WHAT TO DO: Set down each line of the data below exactly as it stands, dropping the pictures.

— Begin ITEMS —

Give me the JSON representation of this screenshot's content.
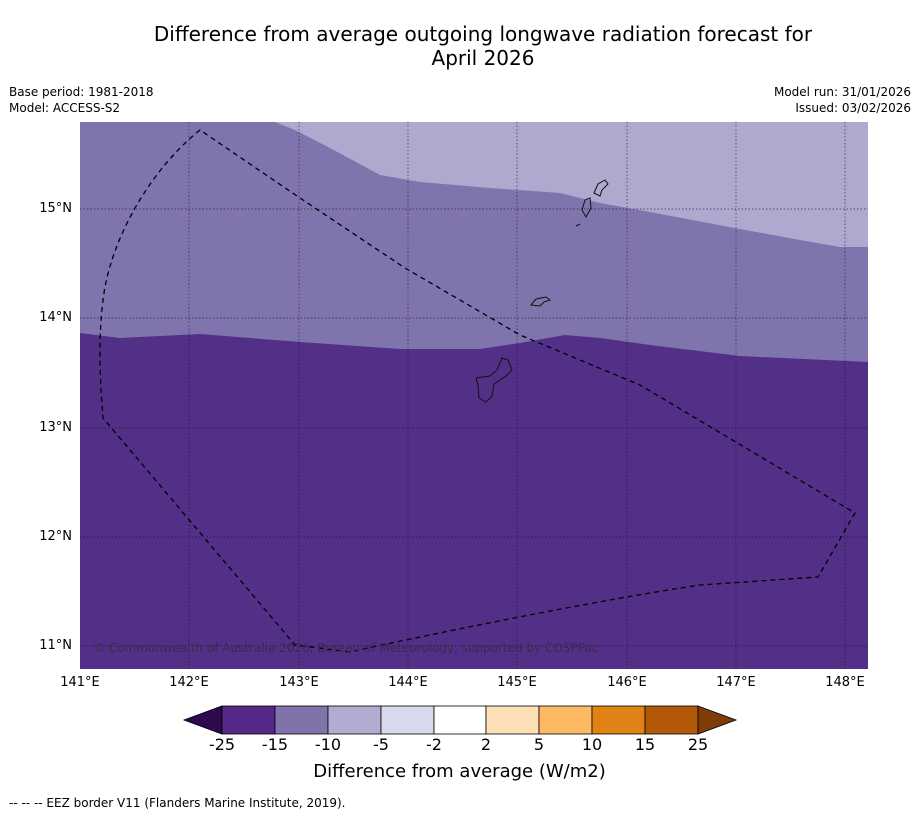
{
  "title_line1": "Difference from average outgoing longwave radiation forecast for",
  "title_line2": "April 2026",
  "meta_left": {
    "base_period": "Base period: 1981-2018",
    "model": "Model: ACCESS-S2"
  },
  "meta_right": {
    "model_run": "Model run: 31/01/2026",
    "issued": "Issued: 03/02/2026"
  },
  "map": {
    "lon_labels": [
      "141°E",
      "142°E",
      "143°E",
      "144°E",
      "145°E",
      "146°E",
      "147°E",
      "148°E"
    ],
    "lat_labels": [
      "15°N",
      "14°N",
      "13°N",
      "12°N",
      "11°N"
    ],
    "copyright": "© Commonwealth of Australia 2026, Bureau of Meteorology, supported by COSPPac",
    "colors": {
      "lt_minus25": "#523088",
      "m15_m10": "#8074ac",
      "m10_m5": "#afa9d0"
    }
  },
  "colorbar": {
    "labels": [
      "-25",
      "-15",
      "-10",
      "-5",
      "-2",
      "2",
      "5",
      "10",
      "15",
      "25"
    ],
    "colors": [
      "#2d0a4e",
      "#542788",
      "#8073ac",
      "#b2abd2",
      "#d8daeb",
      "#ffffff",
      "#fee0b6",
      "#fdb863",
      "#e08214",
      "#b35806",
      "#7f3b08"
    ],
    "title": "Difference from average (W/m2)"
  },
  "footer": "--  --  -- EEZ border V11 (Flanders Marine Institute, 2019)."
}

— End ITEMS —

EXERCISE ANSWER:
Give me the JSON representation of this screenshot's content.
{
  "title_line1": "Difference from average outgoing longwave radiation forecast for",
  "title_line2": "April 2026",
  "meta_left": {
    "base_period": "Base period: 1981-2018",
    "model": "Model: ACCESS-S2"
  },
  "meta_right": {
    "model_run": "Model run: 31/01/2026",
    "issued": "Issued: 03/02/2026"
  },
  "map": {
    "lon_labels": [
      "141°E",
      "142°E",
      "143°E",
      "144°E",
      "145°E",
      "146°E",
      "147°E",
      "148°E"
    ],
    "lat_labels": [
      "15°N",
      "14°N",
      "13°N",
      "12°N",
      "11°N"
    ],
    "copyright": "© Commonwealth of Australia 2026, Bureau of Meteorology, supported by COSPPac",
    "colors": {
      "lt_minus25": "#523088",
      "m15_m10": "#8074ac",
      "m10_m5": "#afa9d0"
    }
  },
  "colorbar": {
    "labels": [
      "-25",
      "-15",
      "-10",
      "-5",
      "-2",
      "2",
      "5",
      "10",
      "15",
      "25"
    ],
    "colors": [
      "#2d0a4e",
      "#542788",
      "#8073ac",
      "#b2abd2",
      "#d8daeb",
      "#ffffff",
      "#fee0b6",
      "#fdb863",
      "#e08214",
      "#b35806",
      "#7f3b08"
    ],
    "title": "Difference from average (W/m2)"
  },
  "footer": "--  --  -- EEZ border V11 (Flanders Marine Institute, 2019)."
}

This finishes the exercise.